--- GIVEN REQUEST ---
Copy each line below in which the string "arrondissement" occurs.

--- DATA IN THIS EXERCISE ---
━━━

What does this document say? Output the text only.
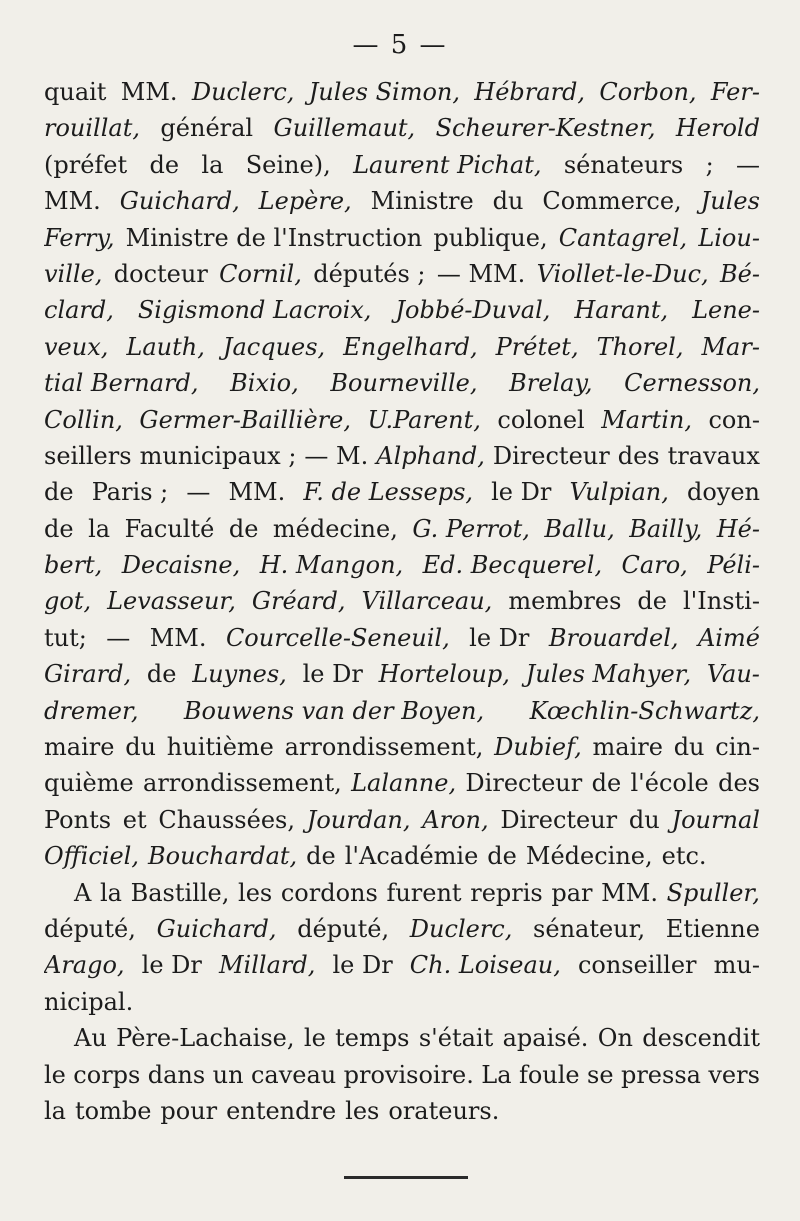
— 5 —
quait MM. Duclerc, Jules Simon, Hébrard, Corbon, Fer-
rouillat, général Guillemaut, Scheurer-Kestner, Herold
(préfet de la Seine), Laurent Pichat, sénateurs ; —
MM. Guichard, Lepère, Ministre du Commerce, Jules
Ferry, Ministre de l'Instruction publique, Cantagrel, Liou-
ville, docteur Cornil, députés ; — MM. Viollet-le-Duc, Bé-
clard, Sigismond Lacroix, Jobbé-Duval, Harant, Lene-
veux, Lauth, Jacques, Engelhard, Prétet, Thorel, Mar-
tial Bernard, Bixio, Bourneville, Brelay, Cernesson,
Collin, Germer-Baillière, U.Parent, colonel Martin, con-
seillers municipaux ; — M. Alphand, Directeur des travaux
de Paris ; — MM. F. de Lesseps, le Dr Vulpian, doyen
de la Faculté de médecine, G. Perrot, Ballu, Bailly, Hé-
bert, Decaisne, H. Mangon, Ed. Becquerel, Caro, Péli-
got, Levasseur, Gréard, Villarceau, membres de l'Insti-
tut; — MM. Courcelle-Seneuil, le Dr Brouardel, Aimé
Girard, de Luynes, le Dr Horteloup, Jules Mahyer, Vau-
dremer, Bouwens van der Boyen, Kœchlin-Schwartz,
maire du huitième arrondissement, Dubief, maire du cin-
quième arrondissement, Lalanne, Directeur de l'école des
Ponts et Chaussées, Jourdan, Aron, Directeur du Journal
Officiel, Bouchardat, de l'Académie de Médecine, etc.
A la Bastille, les cordons furent repris par MM. Spuller,
député, Guichard, député, Duclerc, sénateur, Etienne
Arago, le Dr Millard, le Dr Ch. Loiseau, conseiller mu-
nicipal.
Au Père-Lachaise, le temps s'était apaisé. On descendit
le corps dans un caveau provisoire. La foule se pressa vers
la tombe pour entendre les orateurs.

━━━

--- ANSWER TO THIS EXERCISE ---
maire du huitième arrondissement, Dubief, maire du cin-
quième arrondissement, Lalanne, Directeur de l'école des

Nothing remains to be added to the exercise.